_Instruction_.
Reproduce the listing below, substituting "collapse-button" for every occurrence of "minimize-button" and leaving everything else untouched.
* Begin Material for this task *
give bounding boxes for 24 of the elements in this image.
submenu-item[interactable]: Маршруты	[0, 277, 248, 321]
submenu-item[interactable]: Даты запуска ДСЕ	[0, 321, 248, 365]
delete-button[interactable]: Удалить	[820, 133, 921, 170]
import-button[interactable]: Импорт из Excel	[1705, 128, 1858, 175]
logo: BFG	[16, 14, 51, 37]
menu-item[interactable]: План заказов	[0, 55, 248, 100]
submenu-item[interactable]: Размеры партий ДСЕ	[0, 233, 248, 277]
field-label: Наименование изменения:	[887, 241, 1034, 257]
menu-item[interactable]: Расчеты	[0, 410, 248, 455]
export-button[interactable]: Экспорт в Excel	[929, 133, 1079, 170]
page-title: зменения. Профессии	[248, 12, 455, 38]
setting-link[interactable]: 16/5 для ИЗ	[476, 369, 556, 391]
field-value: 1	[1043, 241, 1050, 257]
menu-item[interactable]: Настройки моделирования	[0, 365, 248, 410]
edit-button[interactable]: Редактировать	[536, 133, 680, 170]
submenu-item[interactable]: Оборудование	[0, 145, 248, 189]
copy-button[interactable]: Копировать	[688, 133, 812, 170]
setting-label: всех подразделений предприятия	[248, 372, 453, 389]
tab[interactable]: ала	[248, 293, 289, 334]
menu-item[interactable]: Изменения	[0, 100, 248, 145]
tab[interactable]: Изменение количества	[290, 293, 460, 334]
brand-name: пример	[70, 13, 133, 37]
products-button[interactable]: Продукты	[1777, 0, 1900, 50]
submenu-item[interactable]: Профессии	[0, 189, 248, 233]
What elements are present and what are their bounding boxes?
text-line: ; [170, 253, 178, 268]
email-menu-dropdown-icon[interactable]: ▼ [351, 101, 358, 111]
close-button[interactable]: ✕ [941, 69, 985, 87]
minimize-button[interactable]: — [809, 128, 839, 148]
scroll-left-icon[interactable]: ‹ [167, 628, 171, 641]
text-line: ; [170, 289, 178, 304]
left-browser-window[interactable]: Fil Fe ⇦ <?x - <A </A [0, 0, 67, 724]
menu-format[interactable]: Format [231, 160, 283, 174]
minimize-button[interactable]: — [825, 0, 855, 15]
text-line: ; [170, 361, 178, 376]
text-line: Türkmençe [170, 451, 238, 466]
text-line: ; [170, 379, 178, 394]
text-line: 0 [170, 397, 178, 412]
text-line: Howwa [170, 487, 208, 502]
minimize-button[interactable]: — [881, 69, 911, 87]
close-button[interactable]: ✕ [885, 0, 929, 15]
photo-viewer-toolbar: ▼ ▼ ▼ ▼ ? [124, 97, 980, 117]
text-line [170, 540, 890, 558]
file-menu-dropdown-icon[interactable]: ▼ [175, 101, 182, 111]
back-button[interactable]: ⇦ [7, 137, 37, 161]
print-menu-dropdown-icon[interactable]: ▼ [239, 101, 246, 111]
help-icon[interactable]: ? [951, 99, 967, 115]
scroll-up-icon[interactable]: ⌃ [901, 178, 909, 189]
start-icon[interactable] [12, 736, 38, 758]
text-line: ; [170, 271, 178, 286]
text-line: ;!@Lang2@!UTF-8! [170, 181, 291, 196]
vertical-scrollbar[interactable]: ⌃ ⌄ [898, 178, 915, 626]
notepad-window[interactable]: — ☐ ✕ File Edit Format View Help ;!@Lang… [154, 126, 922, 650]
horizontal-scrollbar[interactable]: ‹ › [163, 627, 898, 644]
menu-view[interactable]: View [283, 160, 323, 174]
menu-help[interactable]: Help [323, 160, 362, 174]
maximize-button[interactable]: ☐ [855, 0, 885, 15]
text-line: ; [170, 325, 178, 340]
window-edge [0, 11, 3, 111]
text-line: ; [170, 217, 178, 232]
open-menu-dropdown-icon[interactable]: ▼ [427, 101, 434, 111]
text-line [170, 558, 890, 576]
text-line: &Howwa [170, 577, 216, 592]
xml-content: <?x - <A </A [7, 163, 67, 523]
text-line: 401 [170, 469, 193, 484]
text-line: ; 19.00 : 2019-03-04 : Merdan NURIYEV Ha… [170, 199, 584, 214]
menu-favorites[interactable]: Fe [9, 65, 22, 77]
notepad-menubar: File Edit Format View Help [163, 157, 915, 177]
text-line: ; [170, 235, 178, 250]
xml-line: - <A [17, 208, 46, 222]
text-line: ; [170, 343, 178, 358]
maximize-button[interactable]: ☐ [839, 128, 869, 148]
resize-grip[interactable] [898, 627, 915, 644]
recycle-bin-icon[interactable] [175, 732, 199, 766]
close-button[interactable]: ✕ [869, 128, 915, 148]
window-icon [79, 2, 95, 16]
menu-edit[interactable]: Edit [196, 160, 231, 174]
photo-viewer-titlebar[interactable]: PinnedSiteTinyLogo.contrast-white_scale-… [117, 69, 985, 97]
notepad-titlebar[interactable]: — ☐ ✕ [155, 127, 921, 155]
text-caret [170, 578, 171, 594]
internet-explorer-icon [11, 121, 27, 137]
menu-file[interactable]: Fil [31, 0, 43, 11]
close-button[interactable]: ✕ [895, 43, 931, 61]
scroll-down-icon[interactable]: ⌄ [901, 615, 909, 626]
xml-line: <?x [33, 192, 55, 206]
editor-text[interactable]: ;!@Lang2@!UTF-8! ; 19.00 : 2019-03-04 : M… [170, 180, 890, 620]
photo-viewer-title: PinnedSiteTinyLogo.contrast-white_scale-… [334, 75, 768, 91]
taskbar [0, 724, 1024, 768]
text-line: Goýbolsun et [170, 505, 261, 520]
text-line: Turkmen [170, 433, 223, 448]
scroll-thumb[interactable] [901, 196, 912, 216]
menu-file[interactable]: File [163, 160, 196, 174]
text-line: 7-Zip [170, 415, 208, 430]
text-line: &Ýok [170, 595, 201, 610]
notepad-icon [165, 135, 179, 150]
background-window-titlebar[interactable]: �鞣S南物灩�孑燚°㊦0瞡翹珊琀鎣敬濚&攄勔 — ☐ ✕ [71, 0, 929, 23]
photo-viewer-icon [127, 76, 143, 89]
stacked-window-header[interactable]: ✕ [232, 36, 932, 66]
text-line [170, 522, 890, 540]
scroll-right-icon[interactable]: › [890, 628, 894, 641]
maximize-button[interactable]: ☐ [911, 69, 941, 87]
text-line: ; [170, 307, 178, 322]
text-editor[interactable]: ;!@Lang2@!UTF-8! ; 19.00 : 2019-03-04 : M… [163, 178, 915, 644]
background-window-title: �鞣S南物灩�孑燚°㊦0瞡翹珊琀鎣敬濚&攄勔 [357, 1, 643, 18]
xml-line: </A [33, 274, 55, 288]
* End Material for this task *
_Reply_.
give bounding boxes for 24 of the elements in this image.
submenu-item[interactable]: Маршруты	[0, 277, 248, 321]
submenu-item[interactable]: Даты запуска ДСЕ	[0, 321, 248, 365]
delete-button[interactable]: Удалить	[820, 133, 921, 170]
import-button[interactable]: Импорт из Excel	[1705, 128, 1858, 175]
logo: BFG	[16, 14, 51, 37]
menu-item[interactable]: План заказов	[0, 55, 248, 100]
submenu-item[interactable]: Размеры партий ДСЕ	[0, 233, 248, 277]
field-label: Наименование изменения:	[887, 241, 1034, 257]
menu-item[interactable]: Расчеты	[0, 410, 248, 455]
export-button[interactable]: Экспорт в Excel	[929, 133, 1079, 170]
page-title: зменения. Профессии	[248, 12, 455, 38]
setting-link[interactable]: 16/5 для ИЗ	[476, 369, 556, 391]
field-value: 1	[1043, 241, 1050, 257]
menu-item[interactable]: Настройки моделирования	[0, 365, 248, 410]
edit-button[interactable]: Редактировать	[536, 133, 680, 170]
submenu-item[interactable]: Оборудование	[0, 145, 248, 189]
copy-button[interactable]: Копировать	[688, 133, 812, 170]
setting-label: всех подразделений предприятия	[248, 372, 453, 389]
tab[interactable]: ала	[248, 293, 289, 334]
menu-item[interactable]: Изменения	[0, 100, 248, 145]
tab[interactable]: Изменение количества	[290, 293, 460, 334]
brand-name: пример	[70, 13, 133, 37]
products-button[interactable]: Продукты	[1777, 0, 1900, 50]
submenu-item[interactable]: Профессии	[0, 189, 248, 233]
What elements are present and what are their bounding boxes?
text-line: ; [170, 253, 178, 268]
email-menu-dropdown-icon[interactable]: ▼ [351, 101, 358, 111]
close-button[interactable]: ✕ [941, 69, 985, 87]
collapse-button[interactable]: — [809, 128, 839, 148]
scroll-left-icon[interactable]: ‹ [167, 628, 171, 641]
text-line: ; [170, 289, 178, 304]
left-browser-window[interactable]: Fil Fe ⇦ <?x - <A </A [0, 0, 67, 724]
menu-format[interactable]: Format [231, 160, 283, 174]
collapse-button[interactable]: — [825, 0, 855, 15]
text-line: ; [170, 361, 178, 376]
text-line: Türkmençe [170, 451, 238, 466]
text-line: ; [170, 379, 178, 394]
text-line: 0 [170, 397, 178, 412]
text-line: Howwa [170, 487, 208, 502]
collapse-button[interactable]: — [881, 69, 911, 87]
close-button[interactable]: ✕ [885, 0, 929, 15]
photo-viewer-toolbar: ▼ ▼ ▼ ▼ ? [124, 97, 980, 117]
text-line [170, 540, 890, 558]
file-menu-dropdown-icon[interactable]: ▼ [175, 101, 182, 111]
back-button[interactable]: ⇦ [7, 137, 37, 161]
print-menu-dropdown-icon[interactable]: ▼ [239, 101, 246, 111]
help-icon[interactable]: ? [951, 99, 967, 115]
scroll-up-icon[interactable]: ⌃ [901, 178, 909, 189]
start-icon[interactable] [12, 736, 38, 758]
text-line: ; [170, 271, 178, 286]
text-line: ;!@Lang2@!UTF-8! [170, 181, 291, 196]
vertical-scrollbar[interactable]: ⌃ ⌄ [898, 178, 915, 626]
notepad-window[interactable]: — ☐ ✕ File Edit Format View Help ;!@Lang… [154, 126, 922, 650]
horizontal-scrollbar[interactable]: ‹ › [163, 627, 898, 644]
menu-view[interactable]: View [283, 160, 323, 174]
menu-help[interactable]: Help [323, 160, 362, 174]
maximize-button[interactable]: ☐ [855, 0, 885, 15]
text-line: ; [170, 325, 178, 340]
window-edge [0, 11, 3, 111]
text-line: ; [170, 217, 178, 232]
open-menu-dropdown-icon[interactable]: ▼ [427, 101, 434, 111]
text-line [170, 558, 890, 576]
text-line: &Howwa [170, 577, 216, 592]
xml-content: <?x - <A </A [7, 163, 67, 523]
text-line: 401 [170, 469, 193, 484]
text-line: ; 19.00 : 2019-03-04 : Merdan NURIYEV Ha… [170, 199, 584, 214]
menu-favorites[interactable]: Fe [9, 65, 22, 77]
notepad-menubar: File Edit Format View Help [163, 157, 915, 177]
text-line: ; [170, 235, 178, 250]
xml-line: - <A [17, 208, 46, 222]
text-line: ; [170, 343, 178, 358]
maximize-button[interactable]: ☐ [839, 128, 869, 148]
resize-grip[interactable] [898, 627, 915, 644]
recycle-bin-icon[interactable] [175, 732, 199, 766]
close-button[interactable]: ✕ [869, 128, 915, 148]
window-icon [79, 2, 95, 16]
menu-edit[interactable]: Edit [196, 160, 231, 174]
photo-viewer-titlebar[interactable]: PinnedSiteTinyLogo.contrast-white_scale-… [117, 69, 985, 97]
notepad-titlebar[interactable]: — ☐ ✕ [155, 127, 921, 155]
text-caret [170, 578, 171, 594]
internet-explorer-icon [11, 121, 27, 137]
menu-file[interactable]: Fil [31, 0, 43, 11]
close-button[interactable]: ✕ [895, 43, 931, 61]
scroll-down-icon[interactable]: ⌄ [901, 615, 909, 626]
xml-line: <?x [33, 192, 55, 206]
editor-text[interactable]: ;!@Lang2@!UTF-8! ; 19.00 : 2019-03-04 : M… [170, 180, 890, 620]
photo-viewer-title: PinnedSiteTinyLogo.contrast-white_scale-… [334, 75, 768, 91]
taskbar [0, 724, 1024, 768]
text-line: Goýbolsun et [170, 505, 261, 520]
text-line: Turkmen [170, 433, 223, 448]
scroll-thumb[interactable] [901, 196, 912, 216]
menu-file[interactable]: File [163, 160, 196, 174]
text-line: 7-Zip [170, 415, 208, 430]
text-line: &Ýok [170, 595, 201, 610]
notepad-icon [165, 135, 179, 150]
background-window-titlebar[interactable]: �鞣S南物灩�孑燚°㊦0瞡翹珊琀鎣敬濚&攄勔 — ☐ ✕ [71, 0, 929, 23]
photo-viewer-icon [127, 76, 143, 89]
stacked-window-header[interactable]: ✕ [232, 36, 932, 66]
text-line [170, 522, 890, 540]
scroll-right-icon[interactable]: › [890, 628, 894, 641]
maximize-button[interactable]: ☐ [911, 69, 941, 87]
text-line: ; [170, 307, 178, 322]
text-editor[interactable]: ;!@Lang2@!UTF-8! ; 19.00 : 2019-03-04 : M… [163, 178, 915, 644]
background-window-title: �鞣S南物灩�孑燚°㊦0瞡翹珊琀鎣敬濚&攄勔 [357, 1, 643, 18]
xml-line: </A [33, 274, 55, 288]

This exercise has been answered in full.